__Given data__
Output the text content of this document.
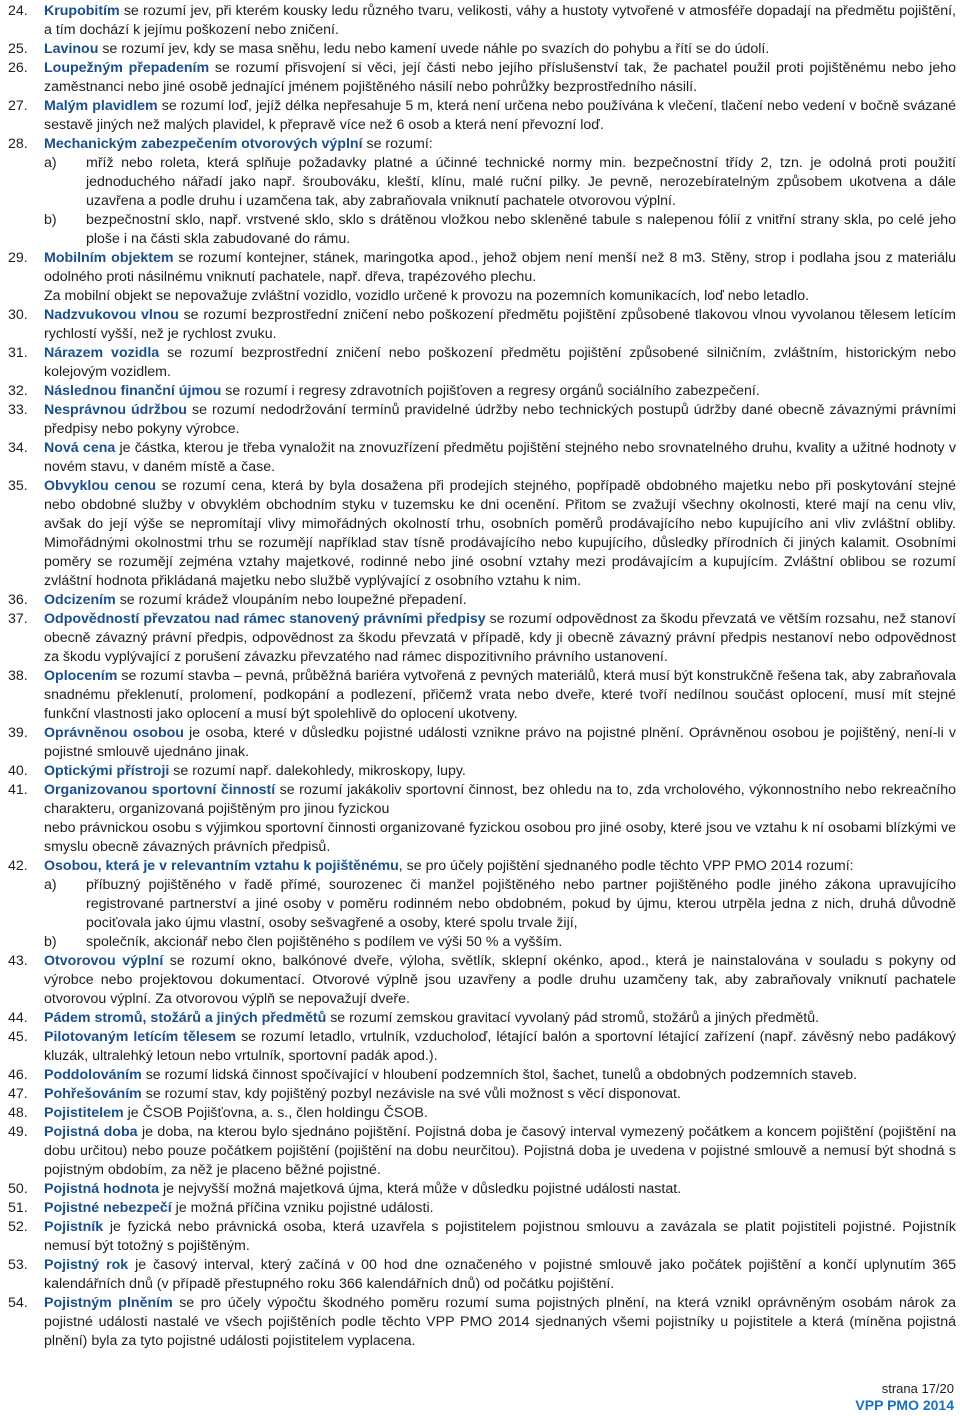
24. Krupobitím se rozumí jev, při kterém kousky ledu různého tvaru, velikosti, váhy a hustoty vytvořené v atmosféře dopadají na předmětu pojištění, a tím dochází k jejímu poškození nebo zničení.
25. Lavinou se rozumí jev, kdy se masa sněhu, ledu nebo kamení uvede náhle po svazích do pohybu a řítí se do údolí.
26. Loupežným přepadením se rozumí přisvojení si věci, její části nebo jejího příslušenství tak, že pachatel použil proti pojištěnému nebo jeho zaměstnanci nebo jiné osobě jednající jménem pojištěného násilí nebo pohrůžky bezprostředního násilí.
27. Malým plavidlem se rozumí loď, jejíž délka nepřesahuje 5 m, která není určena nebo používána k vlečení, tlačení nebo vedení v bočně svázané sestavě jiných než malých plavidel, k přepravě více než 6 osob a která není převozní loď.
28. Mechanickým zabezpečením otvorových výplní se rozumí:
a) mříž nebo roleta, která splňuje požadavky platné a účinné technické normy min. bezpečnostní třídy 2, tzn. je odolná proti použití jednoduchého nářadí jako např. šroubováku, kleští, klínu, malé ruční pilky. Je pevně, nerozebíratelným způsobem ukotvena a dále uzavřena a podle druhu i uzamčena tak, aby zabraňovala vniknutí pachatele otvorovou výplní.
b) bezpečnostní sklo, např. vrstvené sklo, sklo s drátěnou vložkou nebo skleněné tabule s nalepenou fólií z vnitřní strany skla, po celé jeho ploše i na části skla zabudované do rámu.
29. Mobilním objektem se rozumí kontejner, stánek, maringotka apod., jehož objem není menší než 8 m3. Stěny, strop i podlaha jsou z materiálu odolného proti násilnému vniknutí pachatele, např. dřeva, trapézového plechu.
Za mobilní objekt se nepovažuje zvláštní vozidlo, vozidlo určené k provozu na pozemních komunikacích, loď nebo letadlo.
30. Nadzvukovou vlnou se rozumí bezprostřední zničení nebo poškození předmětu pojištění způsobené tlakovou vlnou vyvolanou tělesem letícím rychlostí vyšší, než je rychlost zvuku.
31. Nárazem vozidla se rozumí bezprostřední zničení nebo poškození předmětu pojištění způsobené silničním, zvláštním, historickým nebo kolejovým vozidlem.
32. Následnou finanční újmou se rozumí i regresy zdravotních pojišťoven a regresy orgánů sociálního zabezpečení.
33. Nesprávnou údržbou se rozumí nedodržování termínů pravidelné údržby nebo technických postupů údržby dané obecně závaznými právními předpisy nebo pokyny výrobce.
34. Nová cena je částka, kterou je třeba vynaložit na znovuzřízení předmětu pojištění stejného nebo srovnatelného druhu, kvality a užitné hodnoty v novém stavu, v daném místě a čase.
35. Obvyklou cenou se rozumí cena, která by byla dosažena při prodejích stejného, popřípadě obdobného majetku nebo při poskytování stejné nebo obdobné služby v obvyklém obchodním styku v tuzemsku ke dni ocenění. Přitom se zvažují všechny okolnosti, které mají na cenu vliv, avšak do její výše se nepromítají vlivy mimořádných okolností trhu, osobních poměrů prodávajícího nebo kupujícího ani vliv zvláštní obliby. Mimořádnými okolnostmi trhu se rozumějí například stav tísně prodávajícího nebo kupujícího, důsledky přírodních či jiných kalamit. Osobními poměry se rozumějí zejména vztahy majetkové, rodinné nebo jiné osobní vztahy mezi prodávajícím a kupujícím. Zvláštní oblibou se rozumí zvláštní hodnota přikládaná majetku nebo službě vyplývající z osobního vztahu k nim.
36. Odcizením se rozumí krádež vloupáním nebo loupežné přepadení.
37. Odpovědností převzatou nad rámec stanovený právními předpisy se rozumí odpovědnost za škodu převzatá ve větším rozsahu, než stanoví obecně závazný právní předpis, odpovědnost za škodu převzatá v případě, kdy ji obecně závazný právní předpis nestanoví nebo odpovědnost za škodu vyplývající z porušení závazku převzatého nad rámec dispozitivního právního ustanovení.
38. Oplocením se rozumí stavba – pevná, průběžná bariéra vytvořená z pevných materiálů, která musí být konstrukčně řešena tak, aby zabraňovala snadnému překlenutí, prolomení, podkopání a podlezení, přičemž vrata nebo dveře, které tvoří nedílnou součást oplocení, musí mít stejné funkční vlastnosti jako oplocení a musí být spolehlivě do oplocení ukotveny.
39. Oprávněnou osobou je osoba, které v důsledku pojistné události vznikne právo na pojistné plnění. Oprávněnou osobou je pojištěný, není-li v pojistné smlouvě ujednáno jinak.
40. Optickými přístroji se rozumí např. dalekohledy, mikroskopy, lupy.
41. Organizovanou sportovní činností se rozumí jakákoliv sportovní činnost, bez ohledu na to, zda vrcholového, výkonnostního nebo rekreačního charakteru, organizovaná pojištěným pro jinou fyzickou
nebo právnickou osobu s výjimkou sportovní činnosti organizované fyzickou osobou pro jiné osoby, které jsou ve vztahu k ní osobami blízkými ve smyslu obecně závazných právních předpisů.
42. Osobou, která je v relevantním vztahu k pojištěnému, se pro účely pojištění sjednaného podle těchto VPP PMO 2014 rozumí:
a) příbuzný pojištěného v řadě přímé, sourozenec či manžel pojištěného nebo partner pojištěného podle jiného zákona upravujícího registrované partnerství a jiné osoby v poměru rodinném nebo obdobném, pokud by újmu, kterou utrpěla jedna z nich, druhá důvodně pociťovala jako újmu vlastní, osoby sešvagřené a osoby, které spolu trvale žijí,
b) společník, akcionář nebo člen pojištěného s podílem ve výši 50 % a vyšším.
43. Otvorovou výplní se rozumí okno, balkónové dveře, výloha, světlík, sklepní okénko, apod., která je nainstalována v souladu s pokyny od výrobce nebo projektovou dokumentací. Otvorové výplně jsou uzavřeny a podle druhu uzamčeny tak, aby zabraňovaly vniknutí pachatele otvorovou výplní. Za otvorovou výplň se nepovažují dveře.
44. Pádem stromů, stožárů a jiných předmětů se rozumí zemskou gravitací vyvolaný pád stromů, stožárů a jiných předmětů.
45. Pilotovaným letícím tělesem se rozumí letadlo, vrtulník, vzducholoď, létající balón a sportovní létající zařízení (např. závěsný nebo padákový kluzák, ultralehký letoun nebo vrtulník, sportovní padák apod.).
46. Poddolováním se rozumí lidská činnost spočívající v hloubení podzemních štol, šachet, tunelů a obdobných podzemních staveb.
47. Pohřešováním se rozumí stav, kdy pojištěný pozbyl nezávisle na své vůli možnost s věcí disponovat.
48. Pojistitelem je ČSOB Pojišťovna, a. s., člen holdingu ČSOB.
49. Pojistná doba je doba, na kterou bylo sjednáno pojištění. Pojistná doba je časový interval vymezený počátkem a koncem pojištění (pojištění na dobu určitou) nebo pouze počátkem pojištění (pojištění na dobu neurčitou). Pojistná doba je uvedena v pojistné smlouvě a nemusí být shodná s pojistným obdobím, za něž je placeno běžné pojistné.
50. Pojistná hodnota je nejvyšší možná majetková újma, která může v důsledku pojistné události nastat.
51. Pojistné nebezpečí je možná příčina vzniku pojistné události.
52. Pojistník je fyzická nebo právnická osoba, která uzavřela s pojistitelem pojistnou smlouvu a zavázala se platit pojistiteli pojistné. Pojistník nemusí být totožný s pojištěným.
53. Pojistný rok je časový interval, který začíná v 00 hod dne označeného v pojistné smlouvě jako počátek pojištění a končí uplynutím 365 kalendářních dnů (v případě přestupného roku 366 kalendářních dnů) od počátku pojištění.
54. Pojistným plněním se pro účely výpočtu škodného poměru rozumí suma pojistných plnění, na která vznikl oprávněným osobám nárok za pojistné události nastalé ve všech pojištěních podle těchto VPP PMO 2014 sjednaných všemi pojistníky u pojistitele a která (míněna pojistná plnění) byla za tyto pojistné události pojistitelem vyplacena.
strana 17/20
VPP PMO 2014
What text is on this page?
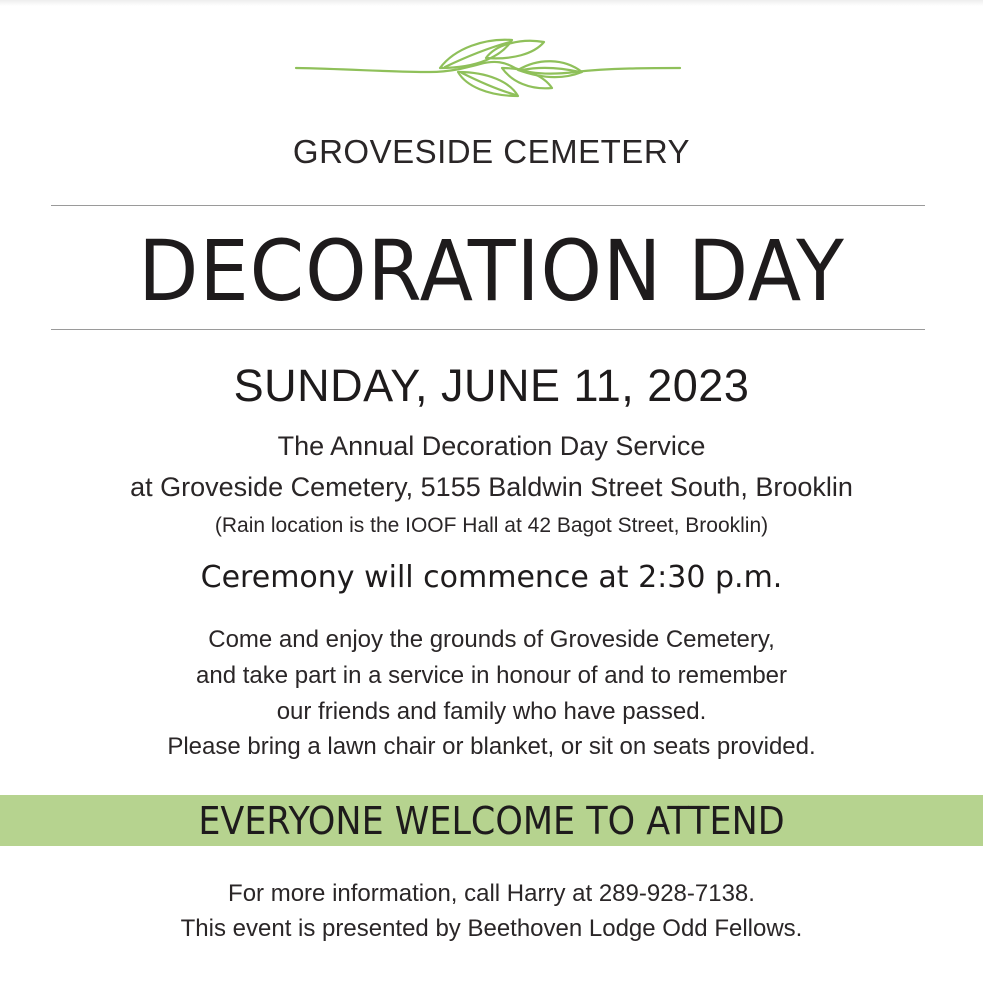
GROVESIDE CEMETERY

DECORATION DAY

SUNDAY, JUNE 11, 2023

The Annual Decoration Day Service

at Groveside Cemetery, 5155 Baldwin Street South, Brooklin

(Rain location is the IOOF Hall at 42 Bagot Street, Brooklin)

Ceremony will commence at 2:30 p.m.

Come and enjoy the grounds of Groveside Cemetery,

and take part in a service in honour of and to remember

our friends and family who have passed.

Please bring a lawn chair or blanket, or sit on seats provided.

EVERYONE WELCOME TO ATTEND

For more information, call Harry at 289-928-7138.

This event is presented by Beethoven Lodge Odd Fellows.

__What the task requires__
The word "otvorovou" may appear on some lines of these records; state how many such lines there are, and nothing else.

__Result of the exercise__
2